### Goal
Reproduce verbatim only the lines of the material starting at the line that contains "bar-selling-price [395, 289, 781, 299]" and ending at the line that contains "legend-label: Punjab [1299, 587, 1349, 604]", both included.

..........

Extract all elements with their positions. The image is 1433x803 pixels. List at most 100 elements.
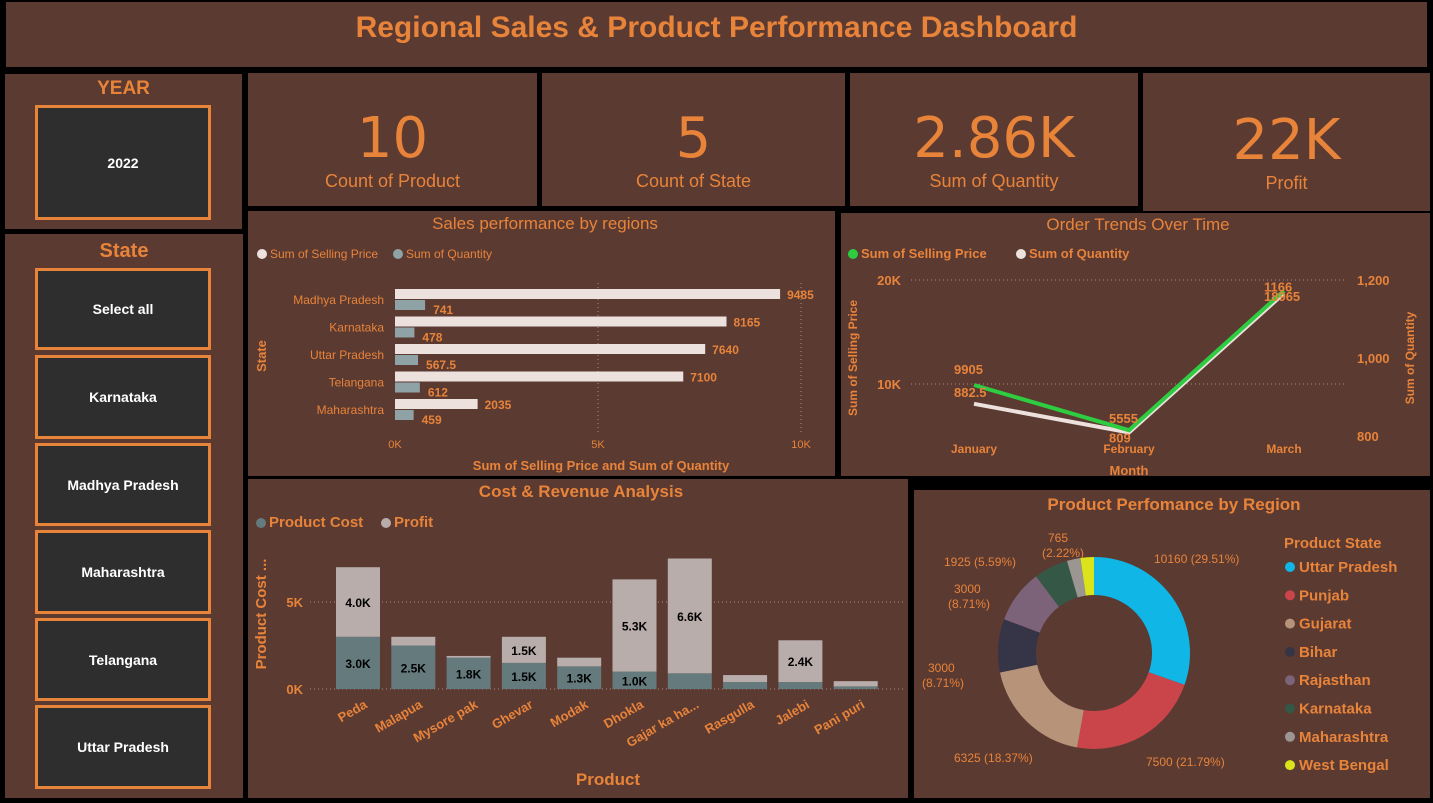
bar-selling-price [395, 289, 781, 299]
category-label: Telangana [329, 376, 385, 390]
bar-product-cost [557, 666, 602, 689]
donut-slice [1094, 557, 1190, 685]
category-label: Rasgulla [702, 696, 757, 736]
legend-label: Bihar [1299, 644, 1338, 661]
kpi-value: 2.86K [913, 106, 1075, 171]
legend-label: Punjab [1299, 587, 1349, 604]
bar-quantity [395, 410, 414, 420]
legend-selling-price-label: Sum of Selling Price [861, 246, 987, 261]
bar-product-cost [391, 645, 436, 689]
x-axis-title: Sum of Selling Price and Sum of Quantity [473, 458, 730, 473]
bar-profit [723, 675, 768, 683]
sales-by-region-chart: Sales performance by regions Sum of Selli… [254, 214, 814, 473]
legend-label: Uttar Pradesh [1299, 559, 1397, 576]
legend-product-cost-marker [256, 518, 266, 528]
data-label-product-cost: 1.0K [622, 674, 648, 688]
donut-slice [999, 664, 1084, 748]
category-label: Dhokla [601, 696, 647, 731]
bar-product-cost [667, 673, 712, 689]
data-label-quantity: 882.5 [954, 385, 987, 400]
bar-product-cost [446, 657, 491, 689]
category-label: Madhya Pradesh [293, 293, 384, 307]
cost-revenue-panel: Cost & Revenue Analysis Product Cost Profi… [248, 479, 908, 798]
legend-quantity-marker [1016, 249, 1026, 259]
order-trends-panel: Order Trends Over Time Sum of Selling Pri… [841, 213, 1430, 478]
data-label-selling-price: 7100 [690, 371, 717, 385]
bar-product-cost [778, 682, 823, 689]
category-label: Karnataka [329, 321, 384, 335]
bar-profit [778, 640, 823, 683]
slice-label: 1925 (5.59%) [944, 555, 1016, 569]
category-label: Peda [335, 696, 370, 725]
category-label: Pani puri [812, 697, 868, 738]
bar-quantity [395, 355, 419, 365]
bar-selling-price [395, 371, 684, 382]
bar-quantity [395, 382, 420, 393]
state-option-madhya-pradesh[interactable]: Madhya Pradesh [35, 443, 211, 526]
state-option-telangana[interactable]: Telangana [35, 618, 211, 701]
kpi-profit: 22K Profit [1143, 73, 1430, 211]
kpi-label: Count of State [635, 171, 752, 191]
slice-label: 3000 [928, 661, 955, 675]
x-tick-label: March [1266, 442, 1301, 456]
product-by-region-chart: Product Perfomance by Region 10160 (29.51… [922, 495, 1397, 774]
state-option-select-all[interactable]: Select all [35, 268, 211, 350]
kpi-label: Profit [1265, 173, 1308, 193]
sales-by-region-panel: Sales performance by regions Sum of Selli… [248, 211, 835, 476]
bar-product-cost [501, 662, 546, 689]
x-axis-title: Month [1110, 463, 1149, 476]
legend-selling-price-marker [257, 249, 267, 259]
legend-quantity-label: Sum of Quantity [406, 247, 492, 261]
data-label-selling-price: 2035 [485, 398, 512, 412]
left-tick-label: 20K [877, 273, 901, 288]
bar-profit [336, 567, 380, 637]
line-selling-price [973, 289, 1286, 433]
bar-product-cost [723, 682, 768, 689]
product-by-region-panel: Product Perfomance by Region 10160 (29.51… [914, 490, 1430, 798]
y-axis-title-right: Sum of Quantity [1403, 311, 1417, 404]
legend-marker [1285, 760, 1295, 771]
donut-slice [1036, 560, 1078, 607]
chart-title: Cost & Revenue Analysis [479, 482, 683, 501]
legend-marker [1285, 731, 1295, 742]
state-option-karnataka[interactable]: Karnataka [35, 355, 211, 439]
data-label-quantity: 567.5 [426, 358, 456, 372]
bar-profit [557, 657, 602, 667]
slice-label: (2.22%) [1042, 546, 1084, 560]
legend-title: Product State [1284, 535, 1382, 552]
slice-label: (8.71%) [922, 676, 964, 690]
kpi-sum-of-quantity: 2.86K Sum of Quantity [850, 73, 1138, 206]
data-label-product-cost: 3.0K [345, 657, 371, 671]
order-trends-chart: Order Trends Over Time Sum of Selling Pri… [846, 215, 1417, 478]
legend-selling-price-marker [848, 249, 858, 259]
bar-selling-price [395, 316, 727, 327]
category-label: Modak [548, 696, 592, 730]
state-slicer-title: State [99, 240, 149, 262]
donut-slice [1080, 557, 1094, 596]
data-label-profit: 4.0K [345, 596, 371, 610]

..........

### Written response
bar-selling-price [395, 289, 781, 299]
category-label: Telangana [329, 376, 385, 390]
bar-product-cost [557, 666, 602, 689]
donut-slice [1094, 557, 1190, 685]
category-label: Rasgulla [702, 696, 757, 736]
legend-label: Bihar [1299, 644, 1338, 661]
kpi-value: 2.86K [913, 106, 1075, 171]
legend-label: Punjab [1299, 587, 1349, 604]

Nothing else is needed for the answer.